--- Request ---
Gather all lines with "Same" from the records.

--- Given records ---
..........

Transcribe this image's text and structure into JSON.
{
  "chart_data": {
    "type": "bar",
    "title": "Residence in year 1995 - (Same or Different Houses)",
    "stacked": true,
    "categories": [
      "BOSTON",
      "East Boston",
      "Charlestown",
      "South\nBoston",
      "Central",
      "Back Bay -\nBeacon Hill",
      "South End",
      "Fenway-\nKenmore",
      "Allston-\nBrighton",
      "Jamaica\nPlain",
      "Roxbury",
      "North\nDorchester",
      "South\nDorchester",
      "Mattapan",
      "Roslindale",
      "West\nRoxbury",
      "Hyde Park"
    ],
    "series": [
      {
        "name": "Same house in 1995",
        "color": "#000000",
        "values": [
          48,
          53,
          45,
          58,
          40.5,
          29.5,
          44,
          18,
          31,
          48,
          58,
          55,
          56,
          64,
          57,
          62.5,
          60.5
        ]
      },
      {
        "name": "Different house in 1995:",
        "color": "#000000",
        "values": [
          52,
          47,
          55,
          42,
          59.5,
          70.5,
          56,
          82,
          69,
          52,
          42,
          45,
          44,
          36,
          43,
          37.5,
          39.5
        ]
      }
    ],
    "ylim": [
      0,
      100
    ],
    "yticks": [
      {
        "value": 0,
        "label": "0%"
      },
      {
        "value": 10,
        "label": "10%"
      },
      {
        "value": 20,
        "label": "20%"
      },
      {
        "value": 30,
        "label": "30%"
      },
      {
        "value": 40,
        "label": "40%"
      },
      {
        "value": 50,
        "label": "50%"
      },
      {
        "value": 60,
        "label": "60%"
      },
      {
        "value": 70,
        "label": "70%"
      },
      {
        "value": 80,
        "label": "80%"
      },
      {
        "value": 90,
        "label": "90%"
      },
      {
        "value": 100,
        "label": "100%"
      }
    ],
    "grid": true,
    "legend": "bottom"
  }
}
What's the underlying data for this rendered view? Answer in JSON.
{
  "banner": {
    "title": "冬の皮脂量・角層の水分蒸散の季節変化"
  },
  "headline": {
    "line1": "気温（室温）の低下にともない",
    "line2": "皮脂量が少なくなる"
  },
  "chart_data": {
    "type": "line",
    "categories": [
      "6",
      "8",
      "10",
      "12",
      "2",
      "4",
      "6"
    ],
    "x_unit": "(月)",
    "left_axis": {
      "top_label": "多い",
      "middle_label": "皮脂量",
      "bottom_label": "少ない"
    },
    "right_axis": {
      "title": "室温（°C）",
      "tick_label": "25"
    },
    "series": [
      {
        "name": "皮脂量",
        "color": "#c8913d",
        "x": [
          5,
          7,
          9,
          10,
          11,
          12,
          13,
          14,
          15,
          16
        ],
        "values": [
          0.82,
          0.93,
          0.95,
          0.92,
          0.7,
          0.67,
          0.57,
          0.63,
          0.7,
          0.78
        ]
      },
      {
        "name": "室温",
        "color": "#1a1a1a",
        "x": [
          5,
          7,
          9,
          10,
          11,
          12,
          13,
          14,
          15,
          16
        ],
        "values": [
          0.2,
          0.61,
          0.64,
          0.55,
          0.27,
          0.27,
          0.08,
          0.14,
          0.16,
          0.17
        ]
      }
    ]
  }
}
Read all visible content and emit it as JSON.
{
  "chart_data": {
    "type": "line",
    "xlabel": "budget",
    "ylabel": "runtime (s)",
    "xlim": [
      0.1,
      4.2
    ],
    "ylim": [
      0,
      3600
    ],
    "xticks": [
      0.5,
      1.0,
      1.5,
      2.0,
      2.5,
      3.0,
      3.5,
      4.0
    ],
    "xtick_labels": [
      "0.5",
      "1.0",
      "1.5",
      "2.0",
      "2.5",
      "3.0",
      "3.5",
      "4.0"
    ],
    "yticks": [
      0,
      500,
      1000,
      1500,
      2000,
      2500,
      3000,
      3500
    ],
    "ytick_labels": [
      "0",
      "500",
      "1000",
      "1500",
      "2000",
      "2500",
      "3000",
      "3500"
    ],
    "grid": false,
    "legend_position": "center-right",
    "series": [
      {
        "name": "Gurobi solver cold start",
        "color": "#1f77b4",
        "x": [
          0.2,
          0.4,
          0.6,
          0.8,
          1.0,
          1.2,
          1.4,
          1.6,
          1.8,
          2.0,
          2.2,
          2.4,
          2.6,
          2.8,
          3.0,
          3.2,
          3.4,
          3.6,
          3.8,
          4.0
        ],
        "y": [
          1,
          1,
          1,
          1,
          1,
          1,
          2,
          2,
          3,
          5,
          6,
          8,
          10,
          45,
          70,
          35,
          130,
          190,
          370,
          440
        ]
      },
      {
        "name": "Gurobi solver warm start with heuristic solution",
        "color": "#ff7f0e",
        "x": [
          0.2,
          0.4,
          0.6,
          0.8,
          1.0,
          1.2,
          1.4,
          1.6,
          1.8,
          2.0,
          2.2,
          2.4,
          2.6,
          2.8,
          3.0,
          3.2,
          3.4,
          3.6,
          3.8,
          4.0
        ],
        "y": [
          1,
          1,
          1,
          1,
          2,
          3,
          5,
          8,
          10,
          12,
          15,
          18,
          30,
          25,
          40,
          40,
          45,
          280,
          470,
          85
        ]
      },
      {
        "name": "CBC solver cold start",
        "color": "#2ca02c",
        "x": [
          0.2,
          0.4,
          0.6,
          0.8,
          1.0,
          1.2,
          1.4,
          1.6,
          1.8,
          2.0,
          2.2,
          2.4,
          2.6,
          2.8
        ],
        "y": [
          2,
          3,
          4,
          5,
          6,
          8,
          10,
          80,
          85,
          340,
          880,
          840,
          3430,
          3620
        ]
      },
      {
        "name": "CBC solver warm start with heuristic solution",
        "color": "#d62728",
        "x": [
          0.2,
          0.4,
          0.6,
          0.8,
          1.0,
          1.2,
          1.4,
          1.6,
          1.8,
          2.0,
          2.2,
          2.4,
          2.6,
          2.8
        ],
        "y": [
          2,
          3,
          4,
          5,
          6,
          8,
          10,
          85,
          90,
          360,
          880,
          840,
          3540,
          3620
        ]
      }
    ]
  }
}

..........

--- Problem solution ---
    "title": "Residence in year 1995 - (Same or Different Houses)",
        "name": "Same house in 1995",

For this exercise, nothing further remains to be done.